##### Supplied data #####

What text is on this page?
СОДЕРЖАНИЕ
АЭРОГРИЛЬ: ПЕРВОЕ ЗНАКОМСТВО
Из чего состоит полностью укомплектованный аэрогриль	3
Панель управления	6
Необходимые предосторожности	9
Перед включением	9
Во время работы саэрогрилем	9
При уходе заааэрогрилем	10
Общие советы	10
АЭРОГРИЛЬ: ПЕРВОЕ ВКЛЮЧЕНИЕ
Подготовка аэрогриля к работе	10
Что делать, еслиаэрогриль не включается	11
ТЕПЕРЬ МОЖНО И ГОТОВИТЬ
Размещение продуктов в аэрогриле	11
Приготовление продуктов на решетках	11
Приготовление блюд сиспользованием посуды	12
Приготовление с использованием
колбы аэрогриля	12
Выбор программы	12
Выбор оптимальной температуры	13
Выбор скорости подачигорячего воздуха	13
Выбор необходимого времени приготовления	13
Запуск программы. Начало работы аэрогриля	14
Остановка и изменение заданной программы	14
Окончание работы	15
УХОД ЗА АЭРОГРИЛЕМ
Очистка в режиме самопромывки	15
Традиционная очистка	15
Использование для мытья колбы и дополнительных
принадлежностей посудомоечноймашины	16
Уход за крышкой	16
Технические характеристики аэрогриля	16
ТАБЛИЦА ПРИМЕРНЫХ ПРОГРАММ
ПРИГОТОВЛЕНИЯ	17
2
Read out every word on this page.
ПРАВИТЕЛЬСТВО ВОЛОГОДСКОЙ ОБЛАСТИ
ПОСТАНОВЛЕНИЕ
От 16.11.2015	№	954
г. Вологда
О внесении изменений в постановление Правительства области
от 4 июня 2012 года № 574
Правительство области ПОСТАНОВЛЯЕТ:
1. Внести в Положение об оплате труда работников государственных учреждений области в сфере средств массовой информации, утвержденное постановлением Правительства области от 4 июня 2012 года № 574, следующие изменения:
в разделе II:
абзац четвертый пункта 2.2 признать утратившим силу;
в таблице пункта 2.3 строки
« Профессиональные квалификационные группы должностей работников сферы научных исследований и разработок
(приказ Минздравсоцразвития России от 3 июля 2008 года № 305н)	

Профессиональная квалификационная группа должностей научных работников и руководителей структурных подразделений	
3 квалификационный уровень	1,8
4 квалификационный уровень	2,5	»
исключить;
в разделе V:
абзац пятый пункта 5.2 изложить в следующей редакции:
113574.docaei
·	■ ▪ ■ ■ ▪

#####

■ What needs to be done ■
Repeat the data precisely, line by line.

■ The solution ■
What text is on this page?
СОДЕРЖАНИЕ
АЭРОГРИЛЬ: ПЕРВОЕ ЗНАКОМСТВО
Из чего состоит полностью укомплектованный аэрогриль	3
Панель управления	6
Необходимые предосторожности	9
Перед включением	9
Во время работы саэрогрилем	9
При уходе заааэрогрилем	10
Общие советы	10
АЭРОГРИЛЬ: ПЕРВОЕ ВКЛЮЧЕНИЕ
Подготовка аэрогриля к работе	10
Что делать, еслиаэрогриль не включается	11
ТЕПЕРЬ МОЖНО И ГОТОВИТЬ
Размещение продуктов в аэрогриле	11
Приготовление продуктов на решетках	11
Приготовление блюд сиспользованием посуды	12
Приготовление с использованием
колбы аэрогриля	12
Выбор программы	12
Выбор оптимальной температуры	13
Выбор скорости подачигорячего воздуха	13
Выбор необходимого времени приготовления	13
Запуск программы. Начало работы аэрогриля	14
Остановка и изменение заданной программы	14
Окончание работы	15
УХОД ЗА АЭРОГРИЛЕМ
Очистка в режиме самопромывки	15
Традиционная очистка	15
Использование для мытья колбы и дополнительных
принадлежностей посудомоечноймашины	16
Уход за крышкой	16
Технические характеристики аэрогриля	16
ТАБЛИЦА ПРИМЕРНЫХ ПРОГРАММ
ПРИГОТОВЛЕНИЯ	17
2
Read out every word on this page.
ПРАВИТЕЛЬСТВО ВОЛОГОДСКОЙ ОБЛАСТИ
ПОСТАНОВЛЕНИЕ
От 16.11.2015	№	954
г. Вологда
О внесении изменений в постановление Правительства области
от 4 июня 2012 года № 574
Правительство области ПОСТАНОВЛЯЕТ:
1. Внести в Положение об оплате труда работников государственных учреждений области в сфере средств массовой информации, утвержденное постановлением Правительства области от 4 июня 2012 года № 574, следующие изменения:
в разделе II:
абзац четвертый пункта 2.2 признать утратившим силу;
в таблице пункта 2.3 строки
« Профессиональные квалификационные группы должностей работников сферы научных исследований и разработок
(приказ Минздравсоцразвития России от 3 июля 2008 года № 305н)	

Профессиональная квалификационная группа должностей научных работников и руководителей структурных подразделений	
3 квалификационный уровень	1,8
4 квалификационный уровень	2,5	»
исключить;
в разделе V:
абзац пятый пункта 5.2 изложить в следующей редакции:
113574.docaei
·	■ ▪ ■ ■ ▪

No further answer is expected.